DIRECTIONS: The lines to be extracted begin at the line containing "Read out every word on this page." and end at the last line of the data below; copy them exactly and leave out the pictures.
-- START --
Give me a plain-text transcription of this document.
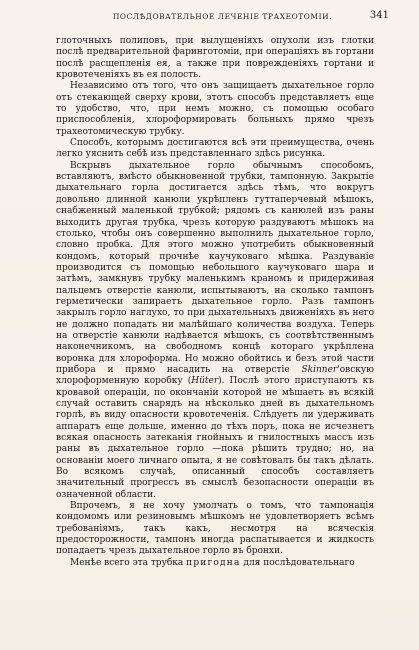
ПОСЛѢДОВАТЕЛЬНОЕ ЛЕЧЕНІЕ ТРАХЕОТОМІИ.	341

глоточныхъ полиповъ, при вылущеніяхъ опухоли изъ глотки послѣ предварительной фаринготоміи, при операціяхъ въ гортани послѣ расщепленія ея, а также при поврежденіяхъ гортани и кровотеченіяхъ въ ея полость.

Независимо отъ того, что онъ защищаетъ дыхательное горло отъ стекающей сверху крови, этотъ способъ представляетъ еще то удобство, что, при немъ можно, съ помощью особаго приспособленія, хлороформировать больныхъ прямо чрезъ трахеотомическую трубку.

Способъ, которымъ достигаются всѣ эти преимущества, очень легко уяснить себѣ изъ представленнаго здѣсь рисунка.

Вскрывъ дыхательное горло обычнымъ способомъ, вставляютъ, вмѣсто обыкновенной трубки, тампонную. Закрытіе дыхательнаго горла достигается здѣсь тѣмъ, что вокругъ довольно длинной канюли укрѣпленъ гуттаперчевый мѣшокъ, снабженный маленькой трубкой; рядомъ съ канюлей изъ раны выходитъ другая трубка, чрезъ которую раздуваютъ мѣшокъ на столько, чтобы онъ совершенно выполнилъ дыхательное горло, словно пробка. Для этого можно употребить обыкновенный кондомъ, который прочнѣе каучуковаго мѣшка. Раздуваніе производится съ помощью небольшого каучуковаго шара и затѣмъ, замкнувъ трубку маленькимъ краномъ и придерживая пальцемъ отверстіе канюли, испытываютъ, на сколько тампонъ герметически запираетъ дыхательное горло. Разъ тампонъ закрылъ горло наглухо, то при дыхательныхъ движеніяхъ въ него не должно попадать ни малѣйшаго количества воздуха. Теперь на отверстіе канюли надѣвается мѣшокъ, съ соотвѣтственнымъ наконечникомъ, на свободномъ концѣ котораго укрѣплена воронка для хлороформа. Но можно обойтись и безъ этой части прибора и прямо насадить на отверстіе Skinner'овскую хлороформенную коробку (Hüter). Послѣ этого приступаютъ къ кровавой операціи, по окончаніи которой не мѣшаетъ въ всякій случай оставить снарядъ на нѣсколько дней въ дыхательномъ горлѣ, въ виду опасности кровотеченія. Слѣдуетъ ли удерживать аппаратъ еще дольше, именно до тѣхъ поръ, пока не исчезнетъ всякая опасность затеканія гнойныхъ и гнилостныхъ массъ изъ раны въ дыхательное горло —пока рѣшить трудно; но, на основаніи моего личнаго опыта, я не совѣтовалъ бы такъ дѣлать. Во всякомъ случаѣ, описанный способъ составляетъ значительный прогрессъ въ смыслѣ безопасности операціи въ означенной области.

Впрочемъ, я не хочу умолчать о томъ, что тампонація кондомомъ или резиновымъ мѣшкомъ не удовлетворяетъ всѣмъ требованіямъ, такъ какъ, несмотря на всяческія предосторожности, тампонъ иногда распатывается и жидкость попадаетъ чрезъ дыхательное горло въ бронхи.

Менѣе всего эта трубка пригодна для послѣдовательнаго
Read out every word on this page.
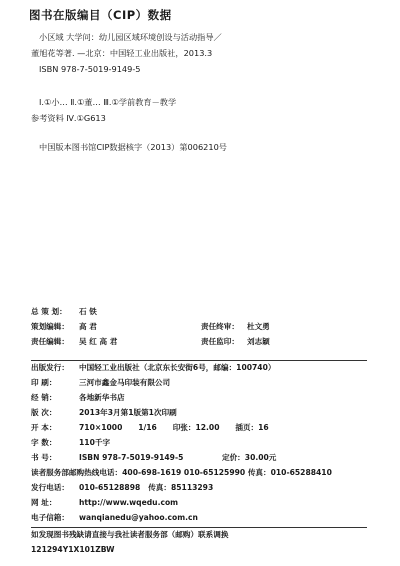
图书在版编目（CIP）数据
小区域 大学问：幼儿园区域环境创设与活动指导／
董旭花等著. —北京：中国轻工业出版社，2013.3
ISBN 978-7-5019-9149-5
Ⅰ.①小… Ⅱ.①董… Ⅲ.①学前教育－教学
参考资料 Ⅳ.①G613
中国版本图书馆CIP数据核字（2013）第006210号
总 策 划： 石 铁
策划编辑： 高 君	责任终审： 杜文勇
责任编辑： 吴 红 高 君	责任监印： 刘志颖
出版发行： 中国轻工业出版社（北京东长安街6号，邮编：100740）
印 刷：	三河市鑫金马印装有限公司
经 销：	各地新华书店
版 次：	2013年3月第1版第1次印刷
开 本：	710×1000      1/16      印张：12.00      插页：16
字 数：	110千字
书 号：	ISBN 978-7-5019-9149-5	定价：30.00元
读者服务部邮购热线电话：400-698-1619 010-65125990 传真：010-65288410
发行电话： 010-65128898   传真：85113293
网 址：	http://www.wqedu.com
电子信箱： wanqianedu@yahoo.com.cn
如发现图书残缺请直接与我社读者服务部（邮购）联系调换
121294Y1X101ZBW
-- END --
OUTPUT BELOW:
Read out every word on this page.
图书在版编目（CIP）数据
小区域 大学问：幼儿园区域环境创设与活动指导／
董旭花等著. —北京：中国轻工业出版社，2013.3
ISBN 978-7-5019-9149-5
Ⅰ.①小… Ⅱ.①董… Ⅲ.①学前教育－教学
参考资料 Ⅳ.①G613
中国版本图书馆CIP数据核字（2013）第006210号
总 策 划： 石 铁
策划编辑： 高 君	责任终审： 杜文勇
责任编辑： 吴 红 高 君	责任监印： 刘志颖
出版发行： 中国轻工业出版社（北京东长安街6号，邮编：100740）
印 刷：	三河市鑫金马印装有限公司
经 销：	各地新华书店
版 次：	2013年3月第1版第1次印刷
开 本：	710×1000      1/16      印张：12.00      插页：16
字 数：	110千字
书 号：	ISBN 978-7-5019-9149-5	定价：30.00元
读者服务部邮购热线电话：400-698-1619 010-65125990 传真：010-65288410
发行电话： 010-65128898   传真：85113293
网 址：	http://www.wqedu.com
电子信箱： wanqianedu@yahoo.com.cn
如发现图书残缺请直接与我社读者服务部（邮购）联系调换
121294Y1X101ZBW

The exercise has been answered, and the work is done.